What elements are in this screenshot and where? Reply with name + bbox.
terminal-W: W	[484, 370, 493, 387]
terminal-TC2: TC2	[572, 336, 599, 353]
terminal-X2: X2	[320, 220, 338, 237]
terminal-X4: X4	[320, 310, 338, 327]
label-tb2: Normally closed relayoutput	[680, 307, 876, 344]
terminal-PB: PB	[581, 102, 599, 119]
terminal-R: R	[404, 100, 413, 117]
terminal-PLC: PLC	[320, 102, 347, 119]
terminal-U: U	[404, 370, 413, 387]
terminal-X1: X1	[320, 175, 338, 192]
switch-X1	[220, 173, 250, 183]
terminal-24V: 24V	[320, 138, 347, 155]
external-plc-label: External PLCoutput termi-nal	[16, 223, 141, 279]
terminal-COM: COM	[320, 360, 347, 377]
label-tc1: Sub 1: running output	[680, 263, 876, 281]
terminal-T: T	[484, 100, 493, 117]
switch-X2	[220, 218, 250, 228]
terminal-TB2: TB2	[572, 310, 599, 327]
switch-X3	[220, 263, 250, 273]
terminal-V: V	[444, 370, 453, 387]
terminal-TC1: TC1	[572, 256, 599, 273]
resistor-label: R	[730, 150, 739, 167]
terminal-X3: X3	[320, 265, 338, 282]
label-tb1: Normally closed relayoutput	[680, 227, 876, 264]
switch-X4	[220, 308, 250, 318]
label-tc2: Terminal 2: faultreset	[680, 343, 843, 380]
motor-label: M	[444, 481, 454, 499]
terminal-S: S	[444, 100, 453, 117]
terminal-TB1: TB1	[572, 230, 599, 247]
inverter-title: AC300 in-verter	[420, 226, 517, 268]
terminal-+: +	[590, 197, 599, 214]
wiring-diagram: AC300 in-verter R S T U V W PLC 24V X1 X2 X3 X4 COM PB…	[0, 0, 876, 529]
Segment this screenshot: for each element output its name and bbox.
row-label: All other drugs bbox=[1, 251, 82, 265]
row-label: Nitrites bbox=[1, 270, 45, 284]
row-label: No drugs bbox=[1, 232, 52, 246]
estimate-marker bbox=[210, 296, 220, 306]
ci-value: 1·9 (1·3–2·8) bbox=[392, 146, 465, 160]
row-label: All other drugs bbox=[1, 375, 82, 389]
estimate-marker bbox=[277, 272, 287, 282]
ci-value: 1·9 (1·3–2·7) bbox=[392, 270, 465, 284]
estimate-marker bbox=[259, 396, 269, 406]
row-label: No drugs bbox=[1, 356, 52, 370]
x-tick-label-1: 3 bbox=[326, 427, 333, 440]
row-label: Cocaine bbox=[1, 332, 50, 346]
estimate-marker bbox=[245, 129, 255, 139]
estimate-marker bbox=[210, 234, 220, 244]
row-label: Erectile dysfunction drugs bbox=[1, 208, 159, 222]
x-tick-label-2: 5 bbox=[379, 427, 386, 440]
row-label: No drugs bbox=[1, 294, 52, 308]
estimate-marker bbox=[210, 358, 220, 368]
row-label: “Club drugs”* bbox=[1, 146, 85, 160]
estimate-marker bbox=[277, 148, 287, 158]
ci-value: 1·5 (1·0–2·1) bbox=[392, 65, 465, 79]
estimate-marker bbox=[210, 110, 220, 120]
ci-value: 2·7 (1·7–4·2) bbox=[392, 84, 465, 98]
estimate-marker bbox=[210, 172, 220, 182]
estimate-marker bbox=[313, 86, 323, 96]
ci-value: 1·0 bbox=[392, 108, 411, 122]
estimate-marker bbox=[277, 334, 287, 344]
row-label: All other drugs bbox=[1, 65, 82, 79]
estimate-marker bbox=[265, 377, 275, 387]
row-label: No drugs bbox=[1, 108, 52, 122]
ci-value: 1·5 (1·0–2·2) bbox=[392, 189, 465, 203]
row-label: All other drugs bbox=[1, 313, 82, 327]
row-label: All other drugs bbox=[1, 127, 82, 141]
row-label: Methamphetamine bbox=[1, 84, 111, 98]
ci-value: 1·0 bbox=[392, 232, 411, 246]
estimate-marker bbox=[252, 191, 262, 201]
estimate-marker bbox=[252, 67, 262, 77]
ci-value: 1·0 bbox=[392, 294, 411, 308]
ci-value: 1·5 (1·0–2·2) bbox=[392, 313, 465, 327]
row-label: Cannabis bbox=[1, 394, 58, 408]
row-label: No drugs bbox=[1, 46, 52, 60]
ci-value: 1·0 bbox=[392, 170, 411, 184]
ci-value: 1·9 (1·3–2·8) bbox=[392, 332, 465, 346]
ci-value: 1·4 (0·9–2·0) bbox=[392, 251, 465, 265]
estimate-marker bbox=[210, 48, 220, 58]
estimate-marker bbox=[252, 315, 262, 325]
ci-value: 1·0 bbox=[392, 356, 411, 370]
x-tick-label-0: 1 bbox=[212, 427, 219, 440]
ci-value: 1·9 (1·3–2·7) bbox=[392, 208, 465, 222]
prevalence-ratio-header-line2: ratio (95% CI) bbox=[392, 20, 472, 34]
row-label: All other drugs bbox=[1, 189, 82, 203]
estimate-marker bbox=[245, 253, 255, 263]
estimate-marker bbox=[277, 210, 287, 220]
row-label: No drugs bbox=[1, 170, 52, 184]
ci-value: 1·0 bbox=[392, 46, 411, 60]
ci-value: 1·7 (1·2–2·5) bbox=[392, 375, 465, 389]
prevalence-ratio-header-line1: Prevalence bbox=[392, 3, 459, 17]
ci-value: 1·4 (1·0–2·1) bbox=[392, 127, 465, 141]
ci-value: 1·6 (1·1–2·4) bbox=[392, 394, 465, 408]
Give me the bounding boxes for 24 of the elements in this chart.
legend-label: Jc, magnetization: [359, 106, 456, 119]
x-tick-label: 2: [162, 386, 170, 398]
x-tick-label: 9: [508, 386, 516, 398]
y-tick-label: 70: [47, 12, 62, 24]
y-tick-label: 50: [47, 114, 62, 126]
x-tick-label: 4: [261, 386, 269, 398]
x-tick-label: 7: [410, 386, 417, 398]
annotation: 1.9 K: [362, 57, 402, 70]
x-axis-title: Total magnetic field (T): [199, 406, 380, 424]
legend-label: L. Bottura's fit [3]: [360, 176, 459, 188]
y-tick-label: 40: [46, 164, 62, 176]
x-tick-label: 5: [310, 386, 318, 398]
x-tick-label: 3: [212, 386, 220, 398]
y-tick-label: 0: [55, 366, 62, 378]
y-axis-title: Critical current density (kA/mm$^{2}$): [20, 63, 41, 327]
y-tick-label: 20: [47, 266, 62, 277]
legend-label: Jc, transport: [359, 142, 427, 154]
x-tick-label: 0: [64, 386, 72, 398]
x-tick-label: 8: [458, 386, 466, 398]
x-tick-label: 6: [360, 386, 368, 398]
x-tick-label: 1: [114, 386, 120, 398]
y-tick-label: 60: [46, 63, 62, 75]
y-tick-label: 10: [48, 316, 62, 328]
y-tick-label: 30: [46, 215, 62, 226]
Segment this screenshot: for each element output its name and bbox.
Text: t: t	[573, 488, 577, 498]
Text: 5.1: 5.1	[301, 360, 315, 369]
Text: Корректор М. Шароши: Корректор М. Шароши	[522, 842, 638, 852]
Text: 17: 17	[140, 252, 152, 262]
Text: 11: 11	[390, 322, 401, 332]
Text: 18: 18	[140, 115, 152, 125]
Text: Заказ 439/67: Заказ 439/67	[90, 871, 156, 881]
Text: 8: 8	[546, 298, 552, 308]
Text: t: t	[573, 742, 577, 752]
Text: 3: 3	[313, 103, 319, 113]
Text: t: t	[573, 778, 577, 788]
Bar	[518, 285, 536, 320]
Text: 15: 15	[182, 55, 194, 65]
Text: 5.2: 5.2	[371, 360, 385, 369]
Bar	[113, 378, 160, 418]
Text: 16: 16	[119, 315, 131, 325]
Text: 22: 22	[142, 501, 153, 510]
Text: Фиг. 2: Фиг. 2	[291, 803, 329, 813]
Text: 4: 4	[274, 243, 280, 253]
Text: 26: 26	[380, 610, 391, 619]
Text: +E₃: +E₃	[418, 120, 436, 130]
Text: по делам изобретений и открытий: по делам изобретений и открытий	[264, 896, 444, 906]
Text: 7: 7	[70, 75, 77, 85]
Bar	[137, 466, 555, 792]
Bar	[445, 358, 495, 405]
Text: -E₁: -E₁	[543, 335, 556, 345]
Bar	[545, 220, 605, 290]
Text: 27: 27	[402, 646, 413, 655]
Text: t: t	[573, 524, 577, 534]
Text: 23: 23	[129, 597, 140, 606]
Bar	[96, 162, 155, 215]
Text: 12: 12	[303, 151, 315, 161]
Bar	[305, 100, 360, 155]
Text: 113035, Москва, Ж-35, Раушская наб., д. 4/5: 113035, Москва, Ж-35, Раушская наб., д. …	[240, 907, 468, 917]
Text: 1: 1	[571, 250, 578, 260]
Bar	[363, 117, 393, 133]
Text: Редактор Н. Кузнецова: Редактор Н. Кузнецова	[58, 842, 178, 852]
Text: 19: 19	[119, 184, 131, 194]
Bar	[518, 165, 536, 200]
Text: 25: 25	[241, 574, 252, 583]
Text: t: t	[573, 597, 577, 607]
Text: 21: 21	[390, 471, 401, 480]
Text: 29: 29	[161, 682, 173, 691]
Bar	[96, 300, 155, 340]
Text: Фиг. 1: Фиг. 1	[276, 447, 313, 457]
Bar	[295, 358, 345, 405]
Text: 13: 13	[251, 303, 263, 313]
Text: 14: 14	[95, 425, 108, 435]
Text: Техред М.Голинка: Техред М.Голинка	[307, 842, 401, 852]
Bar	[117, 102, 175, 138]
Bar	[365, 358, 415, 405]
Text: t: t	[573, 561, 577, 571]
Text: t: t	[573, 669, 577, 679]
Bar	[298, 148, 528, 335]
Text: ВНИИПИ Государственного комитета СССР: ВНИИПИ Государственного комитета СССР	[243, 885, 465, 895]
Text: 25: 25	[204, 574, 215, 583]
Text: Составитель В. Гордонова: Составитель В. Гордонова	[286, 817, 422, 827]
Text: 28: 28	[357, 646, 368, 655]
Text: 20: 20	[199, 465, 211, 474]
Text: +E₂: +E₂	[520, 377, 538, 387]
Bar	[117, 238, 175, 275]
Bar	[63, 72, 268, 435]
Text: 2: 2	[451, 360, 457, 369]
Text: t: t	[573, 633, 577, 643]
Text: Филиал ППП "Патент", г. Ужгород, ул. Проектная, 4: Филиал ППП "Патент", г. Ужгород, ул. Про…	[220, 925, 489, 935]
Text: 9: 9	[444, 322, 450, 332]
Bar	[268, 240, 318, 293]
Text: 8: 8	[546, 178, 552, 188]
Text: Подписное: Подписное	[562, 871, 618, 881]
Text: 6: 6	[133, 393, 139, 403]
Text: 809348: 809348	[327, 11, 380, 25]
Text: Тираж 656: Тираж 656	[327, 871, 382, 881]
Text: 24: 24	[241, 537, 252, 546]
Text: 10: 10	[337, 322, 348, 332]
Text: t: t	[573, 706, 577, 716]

What is asked
Reproduce, with no changes, the lines of the records starting at the first line and ending at the line that contains "100, 453, 117]", including both of those lines.

Response
What elements are in this screenshot and where? Reply with name + bbox.
terminal-W: W	[484, 370, 493, 387]
terminal-TC2: TC2	[572, 336, 599, 353]
terminal-X2: X2	[320, 220, 338, 237]
terminal-X4: X4	[320, 310, 338, 327]
label-tb2: Normally closed relayoutput	[680, 307, 876, 344]
terminal-PB: PB	[581, 102, 599, 119]
terminal-R: R	[404, 100, 413, 117]
terminal-PLC: PLC	[320, 102, 347, 119]
terminal-U: U	[404, 370, 413, 387]
terminal-X1: X1	[320, 175, 338, 192]
switch-X1	[220, 173, 250, 183]
terminal-24V: 24V	[320, 138, 347, 155]
external-plc-label: External PLCoutput termi-nal	[16, 223, 141, 279]
terminal-COM: COM	[320, 360, 347, 377]
label-tc1: Sub 1: running output	[680, 263, 876, 281]
terminal-T: T	[484, 100, 493, 117]
switch-X2	[220, 218, 250, 228]
terminal-TB2: TB2	[572, 310, 599, 327]
switch-X3	[220, 263, 250, 273]
terminal-V: V	[444, 370, 453, 387]
terminal-TC1: TC1	[572, 256, 599, 273]
resistor-label: R	[730, 150, 739, 167]
terminal-X3: X3	[320, 265, 338, 282]
label-tb1: Normally closed relayoutput	[680, 227, 876, 264]
switch-X4	[220, 308, 250, 318]
label-tc2: Terminal 2: faultreset	[680, 343, 843, 380]
motor-label: M	[444, 481, 454, 499]
terminal-S: S	[444, 100, 453, 117]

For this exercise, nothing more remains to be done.